### What needs to be done
Pick out the lines below that include the string "высотой".

(Recorded data)
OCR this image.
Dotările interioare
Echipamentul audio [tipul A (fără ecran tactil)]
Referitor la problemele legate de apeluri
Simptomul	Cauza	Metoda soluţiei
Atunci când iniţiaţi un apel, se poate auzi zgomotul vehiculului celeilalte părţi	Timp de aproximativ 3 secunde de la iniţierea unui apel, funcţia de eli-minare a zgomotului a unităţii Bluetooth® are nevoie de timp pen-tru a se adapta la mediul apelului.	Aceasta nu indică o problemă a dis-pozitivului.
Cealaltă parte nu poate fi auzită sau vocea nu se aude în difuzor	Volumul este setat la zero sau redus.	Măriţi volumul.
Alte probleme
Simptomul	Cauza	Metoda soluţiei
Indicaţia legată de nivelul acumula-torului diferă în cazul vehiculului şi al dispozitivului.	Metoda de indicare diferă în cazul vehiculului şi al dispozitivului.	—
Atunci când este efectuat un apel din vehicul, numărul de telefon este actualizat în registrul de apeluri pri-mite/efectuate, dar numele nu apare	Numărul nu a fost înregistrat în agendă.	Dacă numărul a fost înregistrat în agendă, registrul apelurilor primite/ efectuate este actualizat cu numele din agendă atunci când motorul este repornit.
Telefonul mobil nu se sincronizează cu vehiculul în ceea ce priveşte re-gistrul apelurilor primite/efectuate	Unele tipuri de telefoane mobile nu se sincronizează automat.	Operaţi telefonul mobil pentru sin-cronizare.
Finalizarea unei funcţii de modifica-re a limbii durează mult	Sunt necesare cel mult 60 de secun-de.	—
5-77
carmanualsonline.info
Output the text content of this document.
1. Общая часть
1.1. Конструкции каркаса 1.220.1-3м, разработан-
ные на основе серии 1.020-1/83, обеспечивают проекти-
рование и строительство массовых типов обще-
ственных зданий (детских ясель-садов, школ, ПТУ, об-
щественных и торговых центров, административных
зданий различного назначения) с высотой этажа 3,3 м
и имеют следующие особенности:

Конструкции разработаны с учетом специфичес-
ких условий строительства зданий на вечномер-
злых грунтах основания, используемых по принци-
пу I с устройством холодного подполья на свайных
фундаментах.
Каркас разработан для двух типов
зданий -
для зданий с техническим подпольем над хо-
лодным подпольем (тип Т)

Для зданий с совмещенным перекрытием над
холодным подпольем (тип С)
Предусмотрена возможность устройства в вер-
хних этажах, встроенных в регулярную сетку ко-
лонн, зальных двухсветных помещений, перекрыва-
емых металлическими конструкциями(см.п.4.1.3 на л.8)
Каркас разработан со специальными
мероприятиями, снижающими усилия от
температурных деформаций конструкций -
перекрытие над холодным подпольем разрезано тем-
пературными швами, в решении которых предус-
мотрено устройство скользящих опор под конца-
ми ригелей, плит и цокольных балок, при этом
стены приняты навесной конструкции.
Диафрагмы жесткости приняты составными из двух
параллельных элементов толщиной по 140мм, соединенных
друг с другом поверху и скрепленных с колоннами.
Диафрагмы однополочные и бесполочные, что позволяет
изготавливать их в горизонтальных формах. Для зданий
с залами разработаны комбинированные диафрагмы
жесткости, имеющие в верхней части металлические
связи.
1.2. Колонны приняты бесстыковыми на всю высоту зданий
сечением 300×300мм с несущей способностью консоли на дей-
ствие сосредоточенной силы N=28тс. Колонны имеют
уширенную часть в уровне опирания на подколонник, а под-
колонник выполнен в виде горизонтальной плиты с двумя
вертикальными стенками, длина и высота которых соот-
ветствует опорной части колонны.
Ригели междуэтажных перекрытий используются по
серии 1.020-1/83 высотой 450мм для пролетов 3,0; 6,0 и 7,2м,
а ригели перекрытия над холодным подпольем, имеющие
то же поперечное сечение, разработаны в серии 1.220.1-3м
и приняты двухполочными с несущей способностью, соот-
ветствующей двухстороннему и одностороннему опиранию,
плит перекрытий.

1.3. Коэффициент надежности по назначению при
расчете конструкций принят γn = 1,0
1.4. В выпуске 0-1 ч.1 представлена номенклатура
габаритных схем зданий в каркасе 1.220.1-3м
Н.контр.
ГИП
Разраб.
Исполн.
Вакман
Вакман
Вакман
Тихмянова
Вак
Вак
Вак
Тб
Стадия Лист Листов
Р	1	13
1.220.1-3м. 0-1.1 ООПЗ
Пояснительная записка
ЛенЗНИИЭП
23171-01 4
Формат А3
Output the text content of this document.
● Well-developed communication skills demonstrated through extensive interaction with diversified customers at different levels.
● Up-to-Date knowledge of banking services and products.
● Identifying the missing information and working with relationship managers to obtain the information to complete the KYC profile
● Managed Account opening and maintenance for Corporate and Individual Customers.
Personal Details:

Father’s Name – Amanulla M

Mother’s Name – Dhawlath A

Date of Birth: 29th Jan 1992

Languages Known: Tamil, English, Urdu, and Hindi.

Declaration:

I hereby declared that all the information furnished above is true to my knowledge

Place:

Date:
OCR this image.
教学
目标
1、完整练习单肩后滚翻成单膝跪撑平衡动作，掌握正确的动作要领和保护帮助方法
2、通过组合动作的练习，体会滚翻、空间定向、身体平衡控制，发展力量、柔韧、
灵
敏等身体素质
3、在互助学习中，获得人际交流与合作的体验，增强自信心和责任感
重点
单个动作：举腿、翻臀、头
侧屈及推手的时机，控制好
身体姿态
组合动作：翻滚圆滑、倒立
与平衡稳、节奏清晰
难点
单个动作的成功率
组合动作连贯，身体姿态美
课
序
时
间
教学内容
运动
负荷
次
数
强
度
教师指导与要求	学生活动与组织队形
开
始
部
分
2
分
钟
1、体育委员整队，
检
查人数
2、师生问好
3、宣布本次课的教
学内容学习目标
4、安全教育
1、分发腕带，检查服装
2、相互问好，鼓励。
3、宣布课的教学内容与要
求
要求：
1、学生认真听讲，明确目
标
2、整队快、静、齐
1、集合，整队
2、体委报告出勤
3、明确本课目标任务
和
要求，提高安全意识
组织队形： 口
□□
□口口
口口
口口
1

### Exercise answer
зданий различного назначения) с высотой этажа 3,3 м
серии 1.020-1/83 высотой 450мм для пролетов 3,0; 6,0 и 7,2м,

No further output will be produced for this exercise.